--- Dataset ---
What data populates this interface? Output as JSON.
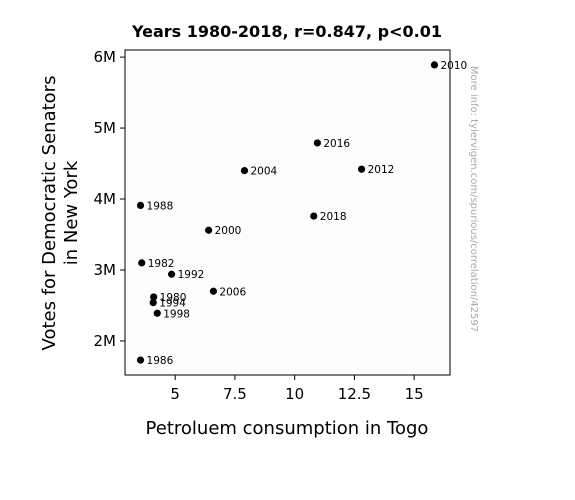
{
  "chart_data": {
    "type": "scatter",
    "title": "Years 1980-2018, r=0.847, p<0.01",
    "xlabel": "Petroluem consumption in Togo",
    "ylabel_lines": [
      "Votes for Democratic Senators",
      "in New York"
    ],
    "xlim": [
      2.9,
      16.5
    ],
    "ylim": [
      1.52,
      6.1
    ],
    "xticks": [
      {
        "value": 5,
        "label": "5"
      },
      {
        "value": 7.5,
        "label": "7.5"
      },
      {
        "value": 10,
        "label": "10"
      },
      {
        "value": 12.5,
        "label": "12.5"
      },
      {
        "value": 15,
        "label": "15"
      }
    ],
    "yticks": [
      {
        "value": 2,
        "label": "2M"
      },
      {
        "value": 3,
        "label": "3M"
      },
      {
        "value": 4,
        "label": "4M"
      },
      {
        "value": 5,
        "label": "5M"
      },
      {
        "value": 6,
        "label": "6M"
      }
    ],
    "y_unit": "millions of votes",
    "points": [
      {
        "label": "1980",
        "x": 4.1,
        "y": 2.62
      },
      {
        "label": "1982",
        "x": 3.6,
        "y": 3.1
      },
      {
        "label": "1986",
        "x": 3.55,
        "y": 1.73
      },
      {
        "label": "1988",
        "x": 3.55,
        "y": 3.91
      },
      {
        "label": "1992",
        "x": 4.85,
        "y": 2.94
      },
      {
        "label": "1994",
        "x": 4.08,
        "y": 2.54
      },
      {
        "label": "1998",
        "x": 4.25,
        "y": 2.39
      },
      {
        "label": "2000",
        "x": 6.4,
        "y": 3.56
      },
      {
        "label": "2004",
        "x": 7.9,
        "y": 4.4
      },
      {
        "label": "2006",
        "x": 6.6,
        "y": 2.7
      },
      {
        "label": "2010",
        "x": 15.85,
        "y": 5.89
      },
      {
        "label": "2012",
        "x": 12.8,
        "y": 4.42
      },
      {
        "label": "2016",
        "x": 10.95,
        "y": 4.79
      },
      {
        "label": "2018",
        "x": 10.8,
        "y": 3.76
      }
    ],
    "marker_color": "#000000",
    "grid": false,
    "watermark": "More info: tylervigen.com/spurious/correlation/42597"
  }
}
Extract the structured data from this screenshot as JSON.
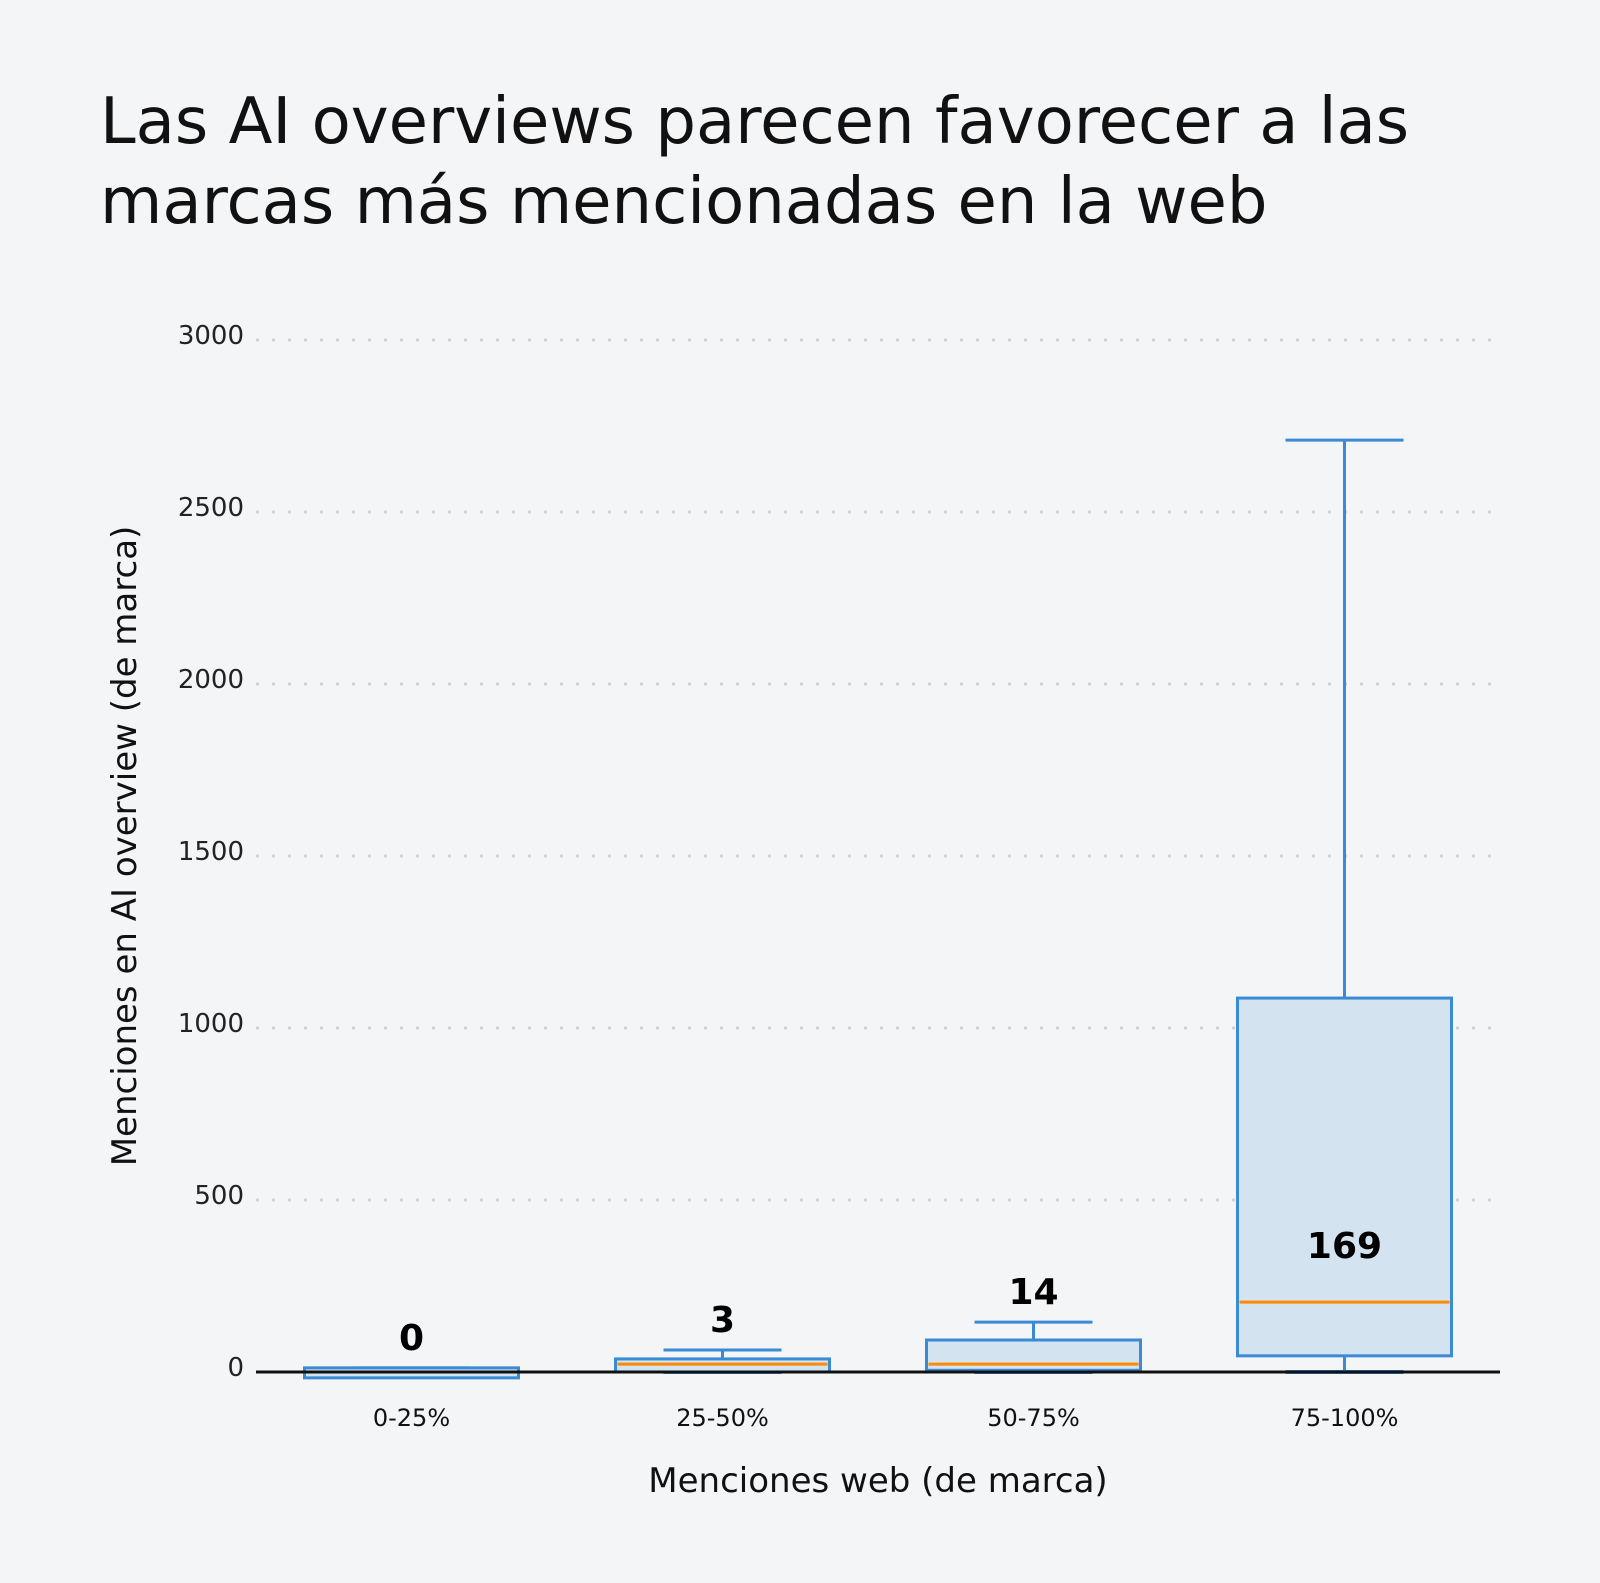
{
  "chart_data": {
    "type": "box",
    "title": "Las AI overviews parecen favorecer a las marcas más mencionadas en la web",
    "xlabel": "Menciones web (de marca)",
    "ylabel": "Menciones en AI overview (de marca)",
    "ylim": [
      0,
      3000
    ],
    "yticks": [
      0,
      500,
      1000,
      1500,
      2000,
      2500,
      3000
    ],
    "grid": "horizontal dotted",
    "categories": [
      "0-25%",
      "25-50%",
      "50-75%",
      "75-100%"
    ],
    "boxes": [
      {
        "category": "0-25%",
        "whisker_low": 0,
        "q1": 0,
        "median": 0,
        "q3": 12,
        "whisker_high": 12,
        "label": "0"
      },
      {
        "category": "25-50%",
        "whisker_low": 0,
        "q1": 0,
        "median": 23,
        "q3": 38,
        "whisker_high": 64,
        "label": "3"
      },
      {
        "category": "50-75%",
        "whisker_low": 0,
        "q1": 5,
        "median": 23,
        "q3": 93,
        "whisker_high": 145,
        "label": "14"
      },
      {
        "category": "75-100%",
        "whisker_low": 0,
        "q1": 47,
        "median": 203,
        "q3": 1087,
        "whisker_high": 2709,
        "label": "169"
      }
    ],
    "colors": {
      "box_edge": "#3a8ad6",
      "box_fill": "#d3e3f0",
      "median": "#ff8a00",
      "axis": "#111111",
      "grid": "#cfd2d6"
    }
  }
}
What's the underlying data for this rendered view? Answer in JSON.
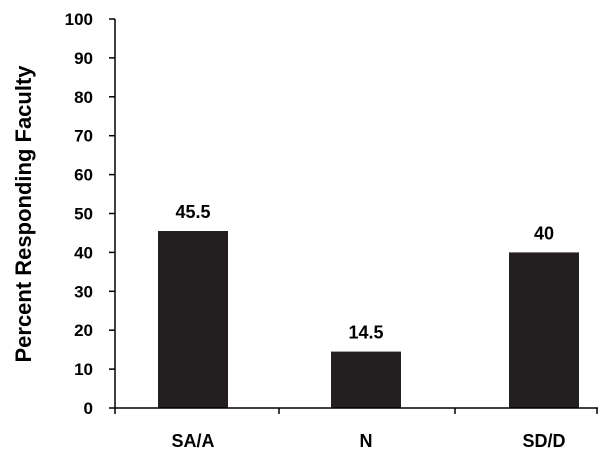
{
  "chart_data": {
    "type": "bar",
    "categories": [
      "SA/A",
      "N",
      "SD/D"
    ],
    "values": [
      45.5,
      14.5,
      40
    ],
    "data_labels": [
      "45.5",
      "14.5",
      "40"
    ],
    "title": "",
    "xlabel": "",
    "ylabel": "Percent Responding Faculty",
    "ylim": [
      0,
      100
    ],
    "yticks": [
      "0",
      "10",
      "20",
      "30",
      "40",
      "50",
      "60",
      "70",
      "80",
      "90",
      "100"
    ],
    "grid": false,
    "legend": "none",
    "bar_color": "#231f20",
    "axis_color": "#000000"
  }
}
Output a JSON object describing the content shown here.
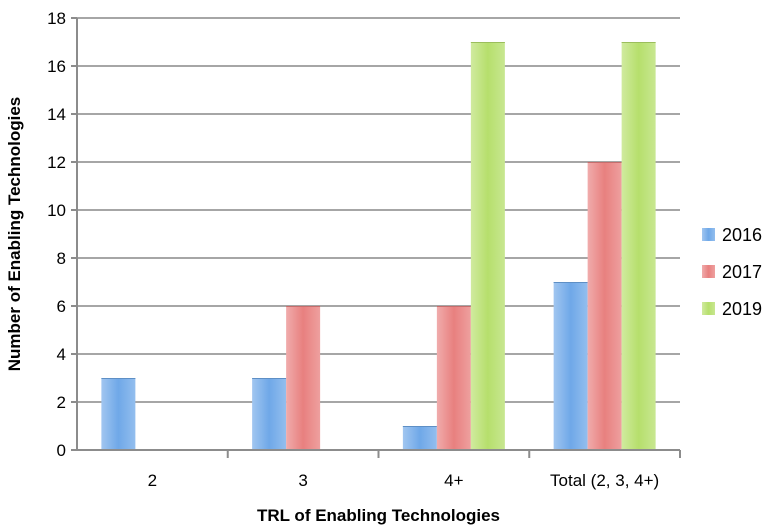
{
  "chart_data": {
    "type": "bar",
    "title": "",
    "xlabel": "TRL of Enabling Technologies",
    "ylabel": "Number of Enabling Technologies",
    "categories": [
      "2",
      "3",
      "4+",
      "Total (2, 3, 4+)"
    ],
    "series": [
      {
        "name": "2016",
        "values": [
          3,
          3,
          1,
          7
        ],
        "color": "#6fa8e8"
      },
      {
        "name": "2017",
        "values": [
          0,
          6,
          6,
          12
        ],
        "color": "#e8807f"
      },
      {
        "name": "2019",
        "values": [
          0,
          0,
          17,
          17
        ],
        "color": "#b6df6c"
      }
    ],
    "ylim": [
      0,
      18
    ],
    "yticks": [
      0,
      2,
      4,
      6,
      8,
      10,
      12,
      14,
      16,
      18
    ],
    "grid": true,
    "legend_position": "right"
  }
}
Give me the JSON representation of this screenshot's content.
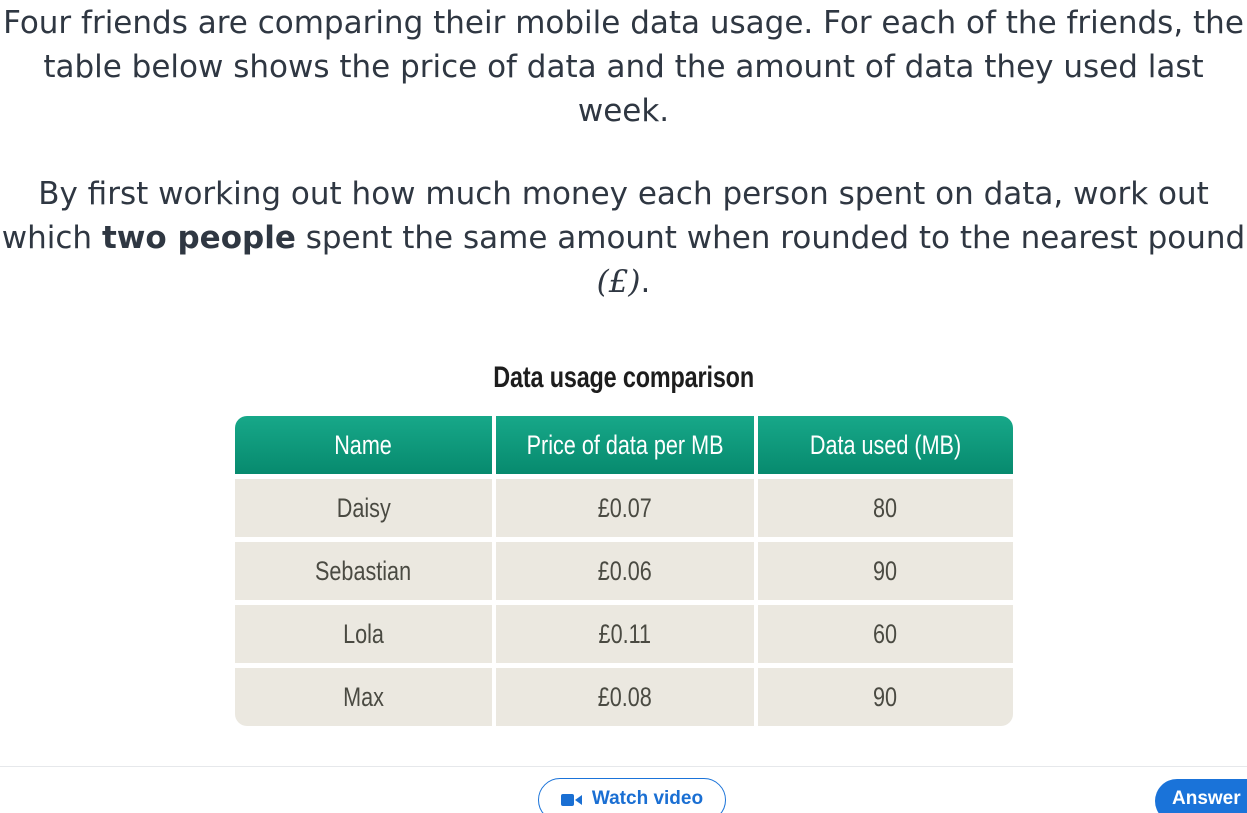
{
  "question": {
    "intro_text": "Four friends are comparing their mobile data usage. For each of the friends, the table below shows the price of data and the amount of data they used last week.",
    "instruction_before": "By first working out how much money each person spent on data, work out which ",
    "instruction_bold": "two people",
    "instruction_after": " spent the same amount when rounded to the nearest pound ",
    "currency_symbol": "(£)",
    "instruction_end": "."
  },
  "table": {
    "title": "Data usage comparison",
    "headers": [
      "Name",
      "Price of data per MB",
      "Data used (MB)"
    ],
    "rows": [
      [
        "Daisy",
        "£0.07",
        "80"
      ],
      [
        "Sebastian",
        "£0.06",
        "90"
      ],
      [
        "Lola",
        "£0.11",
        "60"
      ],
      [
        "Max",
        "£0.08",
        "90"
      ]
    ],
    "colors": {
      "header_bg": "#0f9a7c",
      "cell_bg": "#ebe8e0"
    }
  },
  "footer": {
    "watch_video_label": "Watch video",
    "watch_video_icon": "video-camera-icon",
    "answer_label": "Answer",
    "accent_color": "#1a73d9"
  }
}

--- Written task ---
Find every line in the records that has the string "Enabling", then state how many there are and nothing else.

--- Exercise output ---
2